━━━━━ Supplied entries ━━━━━

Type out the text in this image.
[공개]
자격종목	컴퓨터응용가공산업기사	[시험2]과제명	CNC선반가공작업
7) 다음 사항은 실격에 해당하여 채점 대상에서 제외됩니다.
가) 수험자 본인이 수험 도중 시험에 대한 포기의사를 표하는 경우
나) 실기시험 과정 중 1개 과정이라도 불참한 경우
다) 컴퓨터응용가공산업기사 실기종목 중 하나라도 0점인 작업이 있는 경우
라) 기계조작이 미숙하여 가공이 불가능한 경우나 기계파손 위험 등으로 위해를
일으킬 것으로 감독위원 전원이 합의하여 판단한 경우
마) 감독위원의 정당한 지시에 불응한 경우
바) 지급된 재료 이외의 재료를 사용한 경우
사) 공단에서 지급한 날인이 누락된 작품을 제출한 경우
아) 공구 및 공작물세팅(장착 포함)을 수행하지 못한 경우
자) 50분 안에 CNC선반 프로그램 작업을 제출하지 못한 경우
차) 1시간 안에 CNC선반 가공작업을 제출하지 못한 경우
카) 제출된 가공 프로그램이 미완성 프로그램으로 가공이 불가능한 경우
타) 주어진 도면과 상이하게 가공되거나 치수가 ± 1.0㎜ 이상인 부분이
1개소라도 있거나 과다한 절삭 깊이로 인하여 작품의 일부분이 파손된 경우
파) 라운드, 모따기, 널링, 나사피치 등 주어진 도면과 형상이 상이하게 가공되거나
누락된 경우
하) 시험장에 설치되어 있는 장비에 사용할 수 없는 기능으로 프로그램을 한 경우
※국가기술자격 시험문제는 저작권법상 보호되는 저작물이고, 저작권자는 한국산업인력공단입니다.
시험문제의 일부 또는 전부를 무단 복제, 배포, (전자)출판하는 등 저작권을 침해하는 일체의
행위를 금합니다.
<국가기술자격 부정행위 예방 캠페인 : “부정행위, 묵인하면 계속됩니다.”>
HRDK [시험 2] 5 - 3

━━━━━

_Exercise task_
Write every entry out again exactly.

_Result below_
Type out the text in this image.
[공개]
자격종목	컴퓨터응용가공산업기사	[시험2]과제명	CNC선반가공작업
7) 다음 사항은 실격에 해당하여 채점 대상에서 제외됩니다.
가) 수험자 본인이 수험 도중 시험에 대한 포기의사를 표하는 경우
나) 실기시험 과정 중 1개 과정이라도 불참한 경우
다) 컴퓨터응용가공산업기사 실기종목 중 하나라도 0점인 작업이 있는 경우
라) 기계조작이 미숙하여 가공이 불가능한 경우나 기계파손 위험 등으로 위해를
일으킬 것으로 감독위원 전원이 합의하여 판단한 경우
마) 감독위원의 정당한 지시에 불응한 경우
바) 지급된 재료 이외의 재료를 사용한 경우
사) 공단에서 지급한 날인이 누락된 작품을 제출한 경우
아) 공구 및 공작물세팅(장착 포함)을 수행하지 못한 경우
자) 50분 안에 CNC선반 프로그램 작업을 제출하지 못한 경우
차) 1시간 안에 CNC선반 가공작업을 제출하지 못한 경우
카) 제출된 가공 프로그램이 미완성 프로그램으로 가공이 불가능한 경우
타) 주어진 도면과 상이하게 가공되거나 치수가 ± 1.0㎜ 이상인 부분이
1개소라도 있거나 과다한 절삭 깊이로 인하여 작품의 일부분이 파손된 경우
파) 라운드, 모따기, 널링, 나사피치 등 주어진 도면과 형상이 상이하게 가공되거나
누락된 경우
하) 시험장에 설치되어 있는 장비에 사용할 수 없는 기능으로 프로그램을 한 경우
※국가기술자격 시험문제는 저작권법상 보호되는 저작물이고, 저작권자는 한국산업인력공단입니다.
시험문제의 일부 또는 전부를 무단 복제, 배포, (전자)출판하는 등 저작권을 침해하는 일체의
행위를 금합니다.
<국가기술자격 부정행위 예방 캠페인 : “부정행위, 묵인하면 계속됩니다.”>
HRDK [시험 2] 5 - 3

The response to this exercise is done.